(MATERIAL FOR THE TASK)
━━━━━━━━━━━━━━━━━━━━━━━━━━━━━━

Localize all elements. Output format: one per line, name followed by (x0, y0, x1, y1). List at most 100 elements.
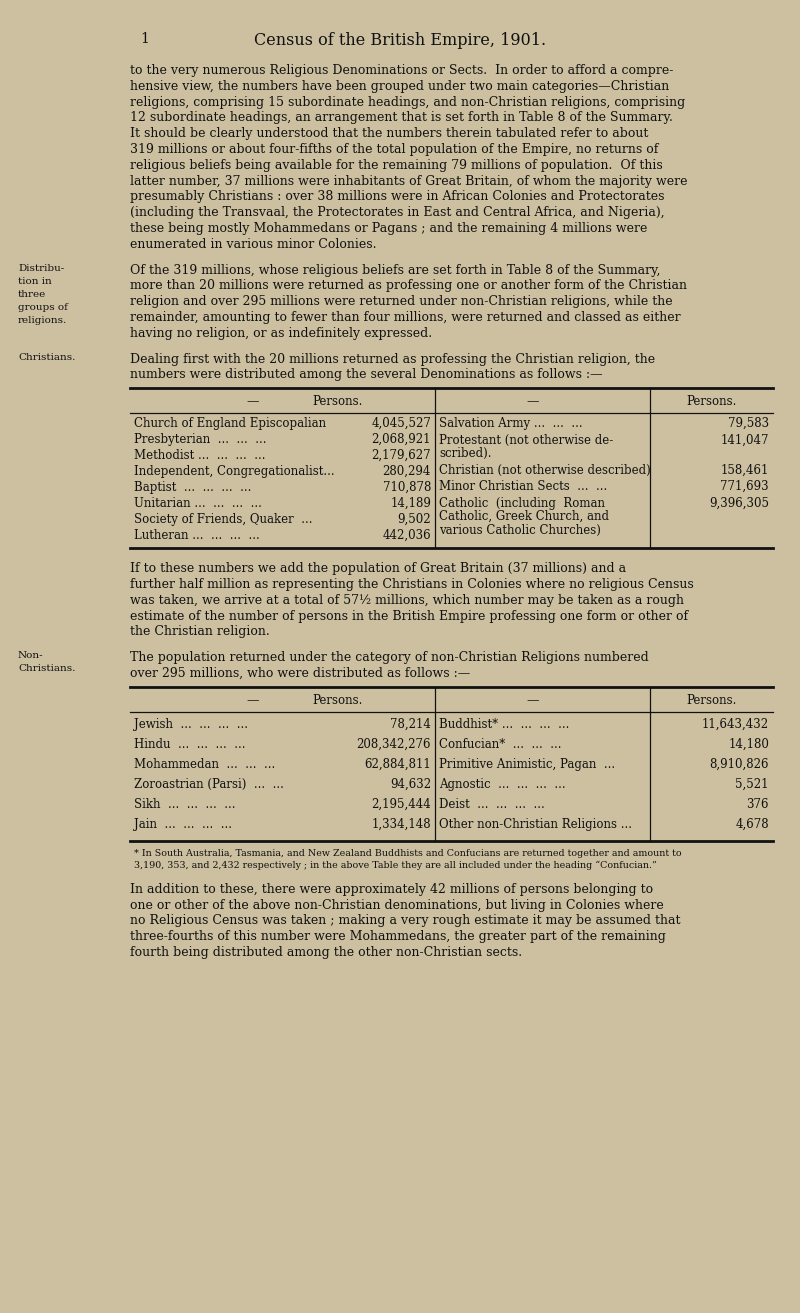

━━━━━━━━━━━━━━━━━━━━━━━━━━━━━━

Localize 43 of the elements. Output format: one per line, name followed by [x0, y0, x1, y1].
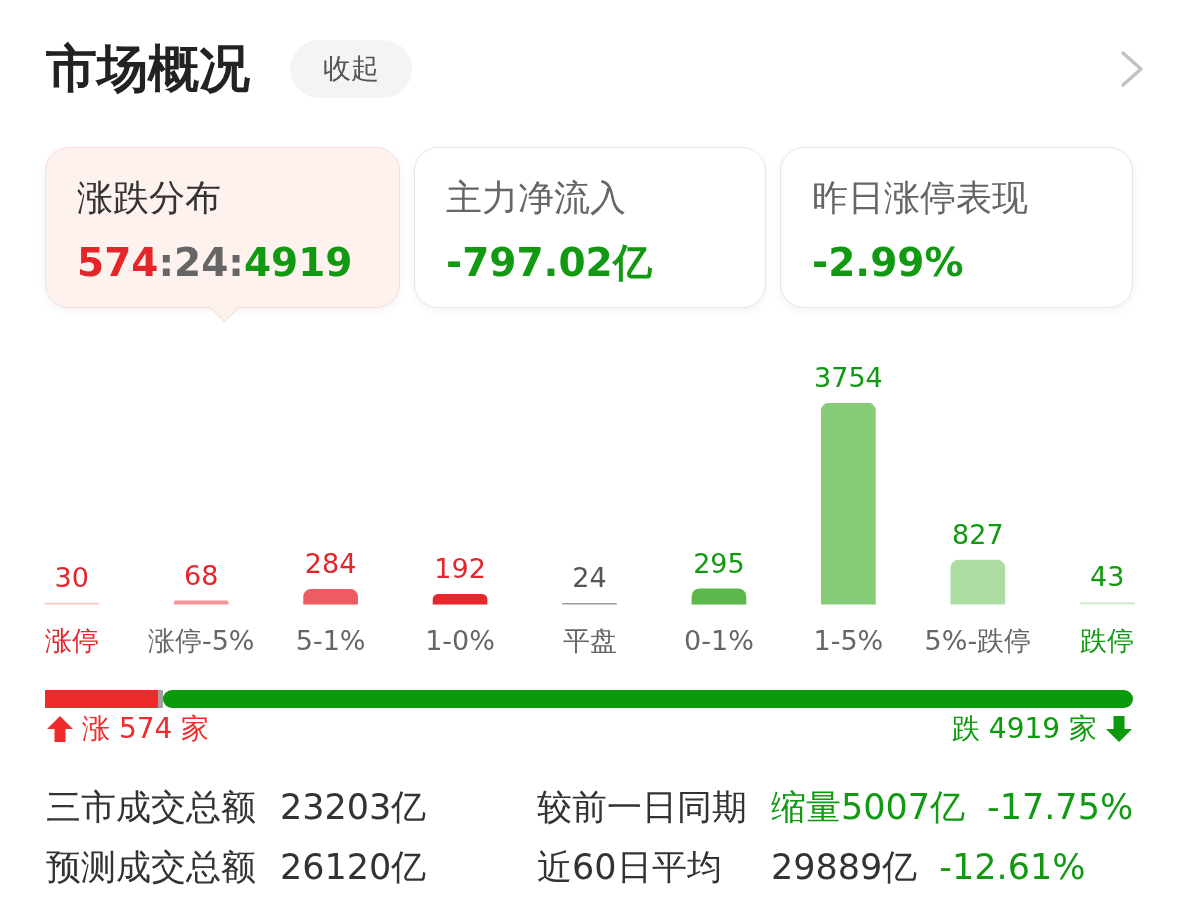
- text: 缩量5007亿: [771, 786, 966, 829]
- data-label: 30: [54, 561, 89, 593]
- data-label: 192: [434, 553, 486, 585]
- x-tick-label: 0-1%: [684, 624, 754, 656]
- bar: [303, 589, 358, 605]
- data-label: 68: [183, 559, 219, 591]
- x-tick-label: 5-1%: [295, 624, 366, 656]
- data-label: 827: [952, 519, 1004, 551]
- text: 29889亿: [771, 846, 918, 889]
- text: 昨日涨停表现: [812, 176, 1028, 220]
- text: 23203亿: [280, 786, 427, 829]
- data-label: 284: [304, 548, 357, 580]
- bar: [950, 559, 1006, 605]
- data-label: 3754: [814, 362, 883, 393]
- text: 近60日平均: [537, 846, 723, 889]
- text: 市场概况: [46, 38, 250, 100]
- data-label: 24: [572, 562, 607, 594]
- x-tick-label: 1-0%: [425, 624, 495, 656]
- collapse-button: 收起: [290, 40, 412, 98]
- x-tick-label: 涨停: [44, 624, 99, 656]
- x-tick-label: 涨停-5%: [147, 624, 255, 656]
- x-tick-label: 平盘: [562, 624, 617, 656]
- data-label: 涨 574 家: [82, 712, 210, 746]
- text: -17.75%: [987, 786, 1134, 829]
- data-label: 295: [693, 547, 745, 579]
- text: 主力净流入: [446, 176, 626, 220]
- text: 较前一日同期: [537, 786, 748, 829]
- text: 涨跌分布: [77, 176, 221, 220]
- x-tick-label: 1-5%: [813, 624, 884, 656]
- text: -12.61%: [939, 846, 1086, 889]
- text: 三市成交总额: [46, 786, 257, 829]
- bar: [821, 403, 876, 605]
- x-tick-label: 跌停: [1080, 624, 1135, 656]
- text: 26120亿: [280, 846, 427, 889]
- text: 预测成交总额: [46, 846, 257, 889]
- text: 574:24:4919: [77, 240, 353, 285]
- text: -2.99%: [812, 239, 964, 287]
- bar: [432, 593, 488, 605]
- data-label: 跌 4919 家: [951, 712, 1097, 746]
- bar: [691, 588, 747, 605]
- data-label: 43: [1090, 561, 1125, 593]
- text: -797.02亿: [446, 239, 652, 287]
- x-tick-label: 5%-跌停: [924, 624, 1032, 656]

━━━━━━━━━━━━━━━━━━━━━━━━━━━━━━

(TASK TO CARRY OUT)
Pull out every line of the items above that contains the string "format". Case counts.

(ANSWER TO THIS PROBLEM)
Localize all elements. Output format: one per line, name followed by (x0, y0, x1, y1). List at most 100 elements.
Localize 43 of the elements. Output format: one per line, name followed by [x0, y0, x1, y1].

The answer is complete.